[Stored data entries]
============================================================

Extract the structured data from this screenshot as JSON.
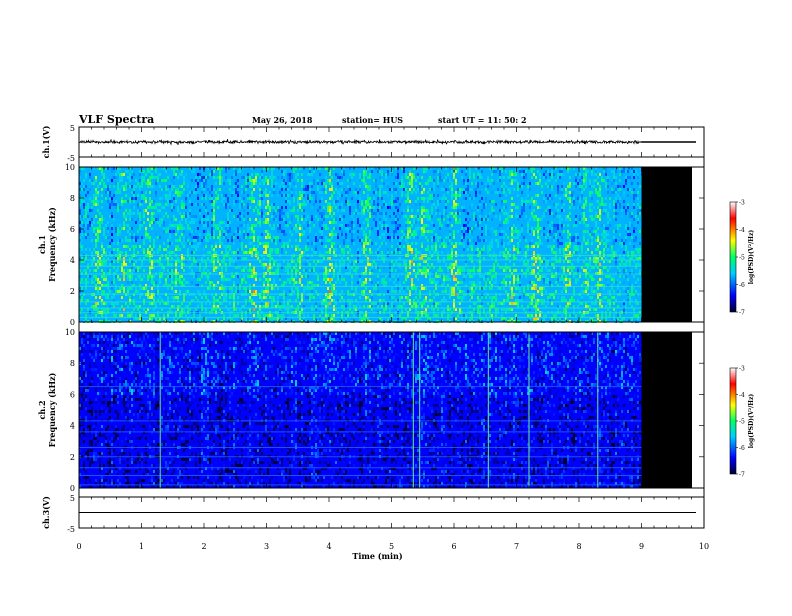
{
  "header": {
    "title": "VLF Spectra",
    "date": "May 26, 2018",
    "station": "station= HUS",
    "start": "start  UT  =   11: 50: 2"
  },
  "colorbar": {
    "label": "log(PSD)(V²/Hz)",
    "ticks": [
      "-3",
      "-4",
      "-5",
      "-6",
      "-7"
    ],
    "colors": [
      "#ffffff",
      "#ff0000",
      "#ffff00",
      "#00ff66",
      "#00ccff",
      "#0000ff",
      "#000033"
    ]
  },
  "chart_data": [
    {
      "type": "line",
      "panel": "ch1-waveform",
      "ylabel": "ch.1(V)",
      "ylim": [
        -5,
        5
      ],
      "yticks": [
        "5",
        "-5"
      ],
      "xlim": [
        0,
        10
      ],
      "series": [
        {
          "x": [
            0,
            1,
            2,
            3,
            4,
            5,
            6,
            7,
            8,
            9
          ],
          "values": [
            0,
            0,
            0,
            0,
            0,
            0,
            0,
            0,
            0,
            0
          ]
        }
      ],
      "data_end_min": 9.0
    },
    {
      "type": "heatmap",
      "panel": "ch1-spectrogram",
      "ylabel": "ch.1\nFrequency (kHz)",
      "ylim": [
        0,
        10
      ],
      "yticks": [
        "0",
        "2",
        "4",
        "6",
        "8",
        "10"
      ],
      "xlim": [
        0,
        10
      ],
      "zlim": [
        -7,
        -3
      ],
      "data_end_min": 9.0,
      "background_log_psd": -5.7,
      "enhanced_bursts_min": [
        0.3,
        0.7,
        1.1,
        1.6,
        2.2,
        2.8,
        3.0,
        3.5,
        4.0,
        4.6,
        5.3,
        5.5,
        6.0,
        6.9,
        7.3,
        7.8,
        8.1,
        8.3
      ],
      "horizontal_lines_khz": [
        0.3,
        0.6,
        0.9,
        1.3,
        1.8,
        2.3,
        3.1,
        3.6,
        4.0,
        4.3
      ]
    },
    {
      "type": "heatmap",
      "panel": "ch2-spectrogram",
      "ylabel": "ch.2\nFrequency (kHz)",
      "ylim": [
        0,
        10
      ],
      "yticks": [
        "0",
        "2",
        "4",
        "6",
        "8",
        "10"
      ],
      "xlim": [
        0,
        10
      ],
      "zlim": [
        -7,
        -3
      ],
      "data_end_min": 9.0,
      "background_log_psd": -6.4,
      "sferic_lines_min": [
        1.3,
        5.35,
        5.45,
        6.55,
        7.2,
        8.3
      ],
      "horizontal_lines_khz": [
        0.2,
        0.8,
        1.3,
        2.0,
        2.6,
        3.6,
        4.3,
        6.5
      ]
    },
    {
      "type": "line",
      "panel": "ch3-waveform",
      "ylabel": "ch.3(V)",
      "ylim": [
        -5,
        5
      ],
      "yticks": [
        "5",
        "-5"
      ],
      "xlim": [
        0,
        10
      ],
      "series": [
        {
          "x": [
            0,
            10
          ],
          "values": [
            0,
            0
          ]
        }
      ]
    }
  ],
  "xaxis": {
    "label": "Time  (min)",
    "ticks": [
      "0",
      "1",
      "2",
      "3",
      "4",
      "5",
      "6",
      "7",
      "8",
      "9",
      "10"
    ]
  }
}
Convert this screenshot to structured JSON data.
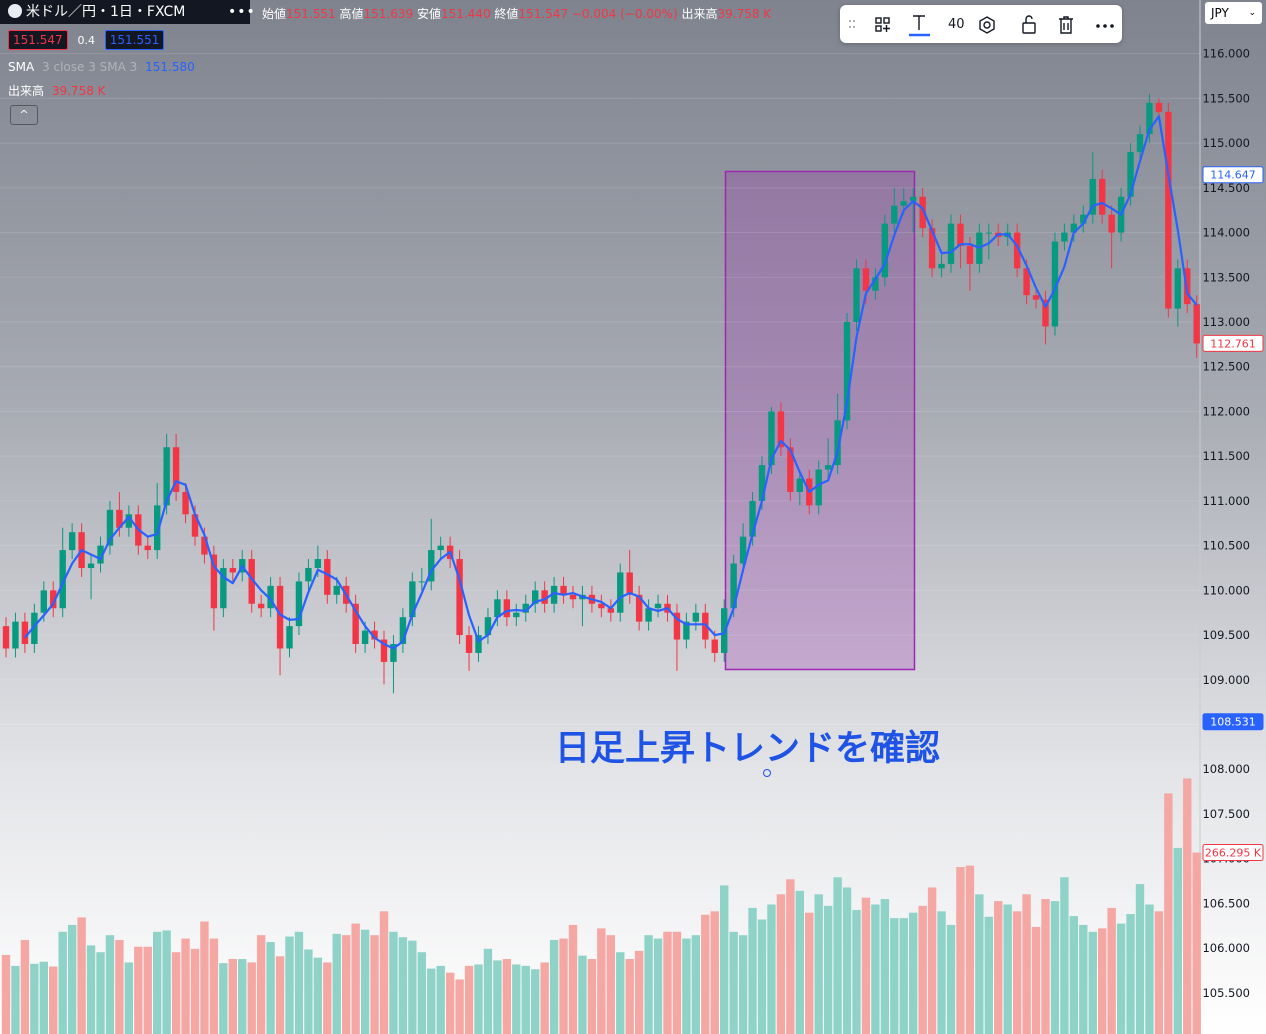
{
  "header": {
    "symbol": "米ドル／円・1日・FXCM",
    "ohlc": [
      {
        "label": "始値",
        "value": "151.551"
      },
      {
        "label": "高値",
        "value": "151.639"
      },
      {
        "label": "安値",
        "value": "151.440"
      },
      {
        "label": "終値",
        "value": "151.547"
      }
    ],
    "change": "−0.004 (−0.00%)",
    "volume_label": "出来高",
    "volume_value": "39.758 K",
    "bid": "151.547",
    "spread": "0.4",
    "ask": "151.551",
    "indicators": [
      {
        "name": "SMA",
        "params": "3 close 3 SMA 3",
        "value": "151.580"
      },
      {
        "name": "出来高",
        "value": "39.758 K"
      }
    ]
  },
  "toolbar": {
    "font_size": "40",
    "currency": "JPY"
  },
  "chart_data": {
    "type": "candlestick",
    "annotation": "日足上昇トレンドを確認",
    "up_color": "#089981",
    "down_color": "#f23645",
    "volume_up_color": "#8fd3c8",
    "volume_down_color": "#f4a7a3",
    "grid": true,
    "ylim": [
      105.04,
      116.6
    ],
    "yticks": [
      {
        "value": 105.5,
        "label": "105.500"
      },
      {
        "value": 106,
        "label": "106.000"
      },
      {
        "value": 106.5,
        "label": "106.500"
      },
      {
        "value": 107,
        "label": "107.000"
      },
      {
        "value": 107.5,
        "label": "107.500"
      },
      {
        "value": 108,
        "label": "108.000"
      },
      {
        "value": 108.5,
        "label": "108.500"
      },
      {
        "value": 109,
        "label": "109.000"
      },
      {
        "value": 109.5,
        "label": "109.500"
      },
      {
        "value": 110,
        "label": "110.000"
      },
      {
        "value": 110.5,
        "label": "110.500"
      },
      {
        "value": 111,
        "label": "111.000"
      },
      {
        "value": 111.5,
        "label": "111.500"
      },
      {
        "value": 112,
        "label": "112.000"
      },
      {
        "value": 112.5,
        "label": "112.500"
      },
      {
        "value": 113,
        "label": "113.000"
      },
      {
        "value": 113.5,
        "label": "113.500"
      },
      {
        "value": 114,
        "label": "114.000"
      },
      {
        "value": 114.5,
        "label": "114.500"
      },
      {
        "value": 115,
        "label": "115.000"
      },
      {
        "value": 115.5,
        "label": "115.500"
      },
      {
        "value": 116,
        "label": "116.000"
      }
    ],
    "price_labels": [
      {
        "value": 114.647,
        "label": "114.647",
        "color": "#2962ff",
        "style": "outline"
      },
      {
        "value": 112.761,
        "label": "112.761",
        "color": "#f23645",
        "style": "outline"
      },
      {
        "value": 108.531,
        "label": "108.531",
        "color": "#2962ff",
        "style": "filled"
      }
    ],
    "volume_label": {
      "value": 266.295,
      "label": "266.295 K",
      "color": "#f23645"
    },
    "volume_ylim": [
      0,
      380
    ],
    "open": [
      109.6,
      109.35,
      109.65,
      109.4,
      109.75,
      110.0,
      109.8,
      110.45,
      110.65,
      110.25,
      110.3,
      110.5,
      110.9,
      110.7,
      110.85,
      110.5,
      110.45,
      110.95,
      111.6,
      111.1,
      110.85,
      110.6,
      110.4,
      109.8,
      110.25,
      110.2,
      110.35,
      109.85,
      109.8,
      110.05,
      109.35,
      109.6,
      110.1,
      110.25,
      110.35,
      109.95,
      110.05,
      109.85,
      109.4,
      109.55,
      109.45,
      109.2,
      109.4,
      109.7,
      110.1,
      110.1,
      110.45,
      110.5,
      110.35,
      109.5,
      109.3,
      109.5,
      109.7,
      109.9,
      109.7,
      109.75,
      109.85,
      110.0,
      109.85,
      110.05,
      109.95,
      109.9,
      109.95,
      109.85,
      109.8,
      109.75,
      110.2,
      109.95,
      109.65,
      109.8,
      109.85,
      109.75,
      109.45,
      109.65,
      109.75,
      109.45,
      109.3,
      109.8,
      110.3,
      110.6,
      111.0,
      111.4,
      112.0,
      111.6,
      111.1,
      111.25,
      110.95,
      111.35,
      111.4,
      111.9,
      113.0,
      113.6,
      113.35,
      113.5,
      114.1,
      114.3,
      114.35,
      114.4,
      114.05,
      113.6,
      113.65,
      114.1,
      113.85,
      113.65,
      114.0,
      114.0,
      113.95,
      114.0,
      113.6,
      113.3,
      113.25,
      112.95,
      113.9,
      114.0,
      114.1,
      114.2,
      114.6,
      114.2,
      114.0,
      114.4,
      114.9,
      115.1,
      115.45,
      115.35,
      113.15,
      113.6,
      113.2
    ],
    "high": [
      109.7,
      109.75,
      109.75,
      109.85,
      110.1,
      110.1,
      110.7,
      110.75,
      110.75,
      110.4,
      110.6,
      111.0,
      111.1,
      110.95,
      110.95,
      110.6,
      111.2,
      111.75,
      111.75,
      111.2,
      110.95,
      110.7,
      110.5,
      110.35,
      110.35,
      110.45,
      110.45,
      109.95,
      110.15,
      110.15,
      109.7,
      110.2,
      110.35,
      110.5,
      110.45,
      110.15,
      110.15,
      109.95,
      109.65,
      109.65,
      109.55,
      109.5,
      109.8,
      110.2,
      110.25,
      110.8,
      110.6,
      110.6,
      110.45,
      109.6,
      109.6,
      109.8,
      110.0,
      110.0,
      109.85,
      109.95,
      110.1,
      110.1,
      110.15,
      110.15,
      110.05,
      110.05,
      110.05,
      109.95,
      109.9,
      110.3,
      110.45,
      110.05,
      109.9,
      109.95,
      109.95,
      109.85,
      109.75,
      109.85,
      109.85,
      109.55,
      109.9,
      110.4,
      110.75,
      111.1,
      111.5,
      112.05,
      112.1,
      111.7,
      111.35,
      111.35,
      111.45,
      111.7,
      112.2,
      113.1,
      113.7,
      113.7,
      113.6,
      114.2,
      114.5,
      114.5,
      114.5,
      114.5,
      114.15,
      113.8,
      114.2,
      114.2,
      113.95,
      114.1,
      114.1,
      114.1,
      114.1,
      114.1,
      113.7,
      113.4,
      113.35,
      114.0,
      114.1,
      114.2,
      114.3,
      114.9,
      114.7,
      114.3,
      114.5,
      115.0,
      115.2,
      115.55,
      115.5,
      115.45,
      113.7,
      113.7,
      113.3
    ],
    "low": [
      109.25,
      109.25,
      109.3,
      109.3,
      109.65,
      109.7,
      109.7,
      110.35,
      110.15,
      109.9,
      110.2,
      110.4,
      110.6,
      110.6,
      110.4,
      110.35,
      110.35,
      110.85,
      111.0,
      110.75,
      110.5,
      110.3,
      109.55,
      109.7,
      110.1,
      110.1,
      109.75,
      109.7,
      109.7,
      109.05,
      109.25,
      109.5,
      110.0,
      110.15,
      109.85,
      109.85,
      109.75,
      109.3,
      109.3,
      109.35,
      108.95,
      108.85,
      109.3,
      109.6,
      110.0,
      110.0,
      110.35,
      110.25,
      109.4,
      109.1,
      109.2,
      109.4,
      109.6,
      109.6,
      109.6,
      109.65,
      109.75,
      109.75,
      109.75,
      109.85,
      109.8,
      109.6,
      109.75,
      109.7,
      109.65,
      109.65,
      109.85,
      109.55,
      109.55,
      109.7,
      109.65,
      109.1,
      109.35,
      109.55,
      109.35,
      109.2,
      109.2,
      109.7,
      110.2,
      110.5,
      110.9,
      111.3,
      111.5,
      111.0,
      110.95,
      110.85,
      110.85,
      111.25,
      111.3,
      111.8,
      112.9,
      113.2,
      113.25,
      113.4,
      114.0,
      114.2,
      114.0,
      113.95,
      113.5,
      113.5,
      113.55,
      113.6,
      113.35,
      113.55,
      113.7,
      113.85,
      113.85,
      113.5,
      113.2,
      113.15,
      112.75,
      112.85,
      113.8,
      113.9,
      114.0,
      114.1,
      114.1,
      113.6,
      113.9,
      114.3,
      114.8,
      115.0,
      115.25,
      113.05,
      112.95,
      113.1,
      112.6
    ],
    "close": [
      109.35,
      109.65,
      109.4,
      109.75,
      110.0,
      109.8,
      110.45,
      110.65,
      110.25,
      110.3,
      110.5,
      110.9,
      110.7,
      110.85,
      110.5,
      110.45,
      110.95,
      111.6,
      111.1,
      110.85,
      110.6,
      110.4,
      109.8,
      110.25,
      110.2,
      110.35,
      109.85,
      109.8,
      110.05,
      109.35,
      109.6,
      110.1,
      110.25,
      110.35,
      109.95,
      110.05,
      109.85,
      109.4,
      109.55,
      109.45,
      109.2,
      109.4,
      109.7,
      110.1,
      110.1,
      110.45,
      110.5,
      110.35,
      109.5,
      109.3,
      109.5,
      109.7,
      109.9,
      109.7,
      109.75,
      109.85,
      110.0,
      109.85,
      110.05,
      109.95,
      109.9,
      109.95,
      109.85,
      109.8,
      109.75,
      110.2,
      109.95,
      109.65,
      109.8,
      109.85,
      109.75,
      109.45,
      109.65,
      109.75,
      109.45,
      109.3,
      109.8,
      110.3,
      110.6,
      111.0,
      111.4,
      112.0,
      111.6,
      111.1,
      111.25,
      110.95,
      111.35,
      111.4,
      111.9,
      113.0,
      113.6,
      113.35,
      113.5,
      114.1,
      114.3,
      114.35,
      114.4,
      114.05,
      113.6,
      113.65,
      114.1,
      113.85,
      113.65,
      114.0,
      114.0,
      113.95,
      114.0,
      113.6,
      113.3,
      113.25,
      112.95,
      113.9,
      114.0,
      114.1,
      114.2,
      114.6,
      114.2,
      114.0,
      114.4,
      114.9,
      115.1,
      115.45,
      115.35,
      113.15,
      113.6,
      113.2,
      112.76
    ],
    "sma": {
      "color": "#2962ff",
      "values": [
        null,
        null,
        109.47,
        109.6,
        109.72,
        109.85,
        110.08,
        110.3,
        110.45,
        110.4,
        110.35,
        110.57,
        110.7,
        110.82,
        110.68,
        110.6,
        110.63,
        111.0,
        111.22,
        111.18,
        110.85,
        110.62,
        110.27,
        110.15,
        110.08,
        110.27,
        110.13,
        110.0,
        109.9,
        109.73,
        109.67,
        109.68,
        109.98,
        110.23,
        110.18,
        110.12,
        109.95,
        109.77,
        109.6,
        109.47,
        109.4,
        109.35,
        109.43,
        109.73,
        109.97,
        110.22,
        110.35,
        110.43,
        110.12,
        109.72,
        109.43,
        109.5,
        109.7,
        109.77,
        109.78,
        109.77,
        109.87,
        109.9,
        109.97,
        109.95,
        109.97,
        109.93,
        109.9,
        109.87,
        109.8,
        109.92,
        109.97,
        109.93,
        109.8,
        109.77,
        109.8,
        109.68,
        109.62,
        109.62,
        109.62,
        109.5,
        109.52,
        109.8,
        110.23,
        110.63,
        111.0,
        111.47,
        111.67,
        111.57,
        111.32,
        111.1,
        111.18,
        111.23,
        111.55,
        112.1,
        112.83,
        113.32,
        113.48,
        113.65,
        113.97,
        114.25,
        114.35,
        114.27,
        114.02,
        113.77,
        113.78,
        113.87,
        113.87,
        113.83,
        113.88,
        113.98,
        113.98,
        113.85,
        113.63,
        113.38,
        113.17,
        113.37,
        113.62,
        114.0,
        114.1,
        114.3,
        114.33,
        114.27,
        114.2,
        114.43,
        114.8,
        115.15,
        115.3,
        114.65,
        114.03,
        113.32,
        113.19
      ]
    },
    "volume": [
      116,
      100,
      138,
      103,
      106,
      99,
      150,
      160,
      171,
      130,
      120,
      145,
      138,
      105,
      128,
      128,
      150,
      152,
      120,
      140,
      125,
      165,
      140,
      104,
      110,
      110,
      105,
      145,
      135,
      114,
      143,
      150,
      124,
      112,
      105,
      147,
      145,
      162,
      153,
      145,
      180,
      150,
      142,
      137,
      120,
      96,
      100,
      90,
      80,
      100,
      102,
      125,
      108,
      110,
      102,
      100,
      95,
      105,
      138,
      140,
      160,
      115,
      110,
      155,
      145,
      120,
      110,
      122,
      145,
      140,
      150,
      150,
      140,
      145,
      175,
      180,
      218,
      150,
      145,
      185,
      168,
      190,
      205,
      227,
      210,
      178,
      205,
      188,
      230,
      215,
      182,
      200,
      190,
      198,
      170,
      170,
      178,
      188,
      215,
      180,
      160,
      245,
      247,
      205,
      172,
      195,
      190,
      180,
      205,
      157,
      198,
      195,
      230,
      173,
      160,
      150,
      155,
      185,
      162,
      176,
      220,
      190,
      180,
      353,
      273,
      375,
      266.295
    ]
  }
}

============================================================

REQUIREMENT
Select every line above that contains the word "waveform", and copy it.

EXERCISE OUTPUT
      "panel": "ch1-waveform",
      "panel": "ch3-waveform",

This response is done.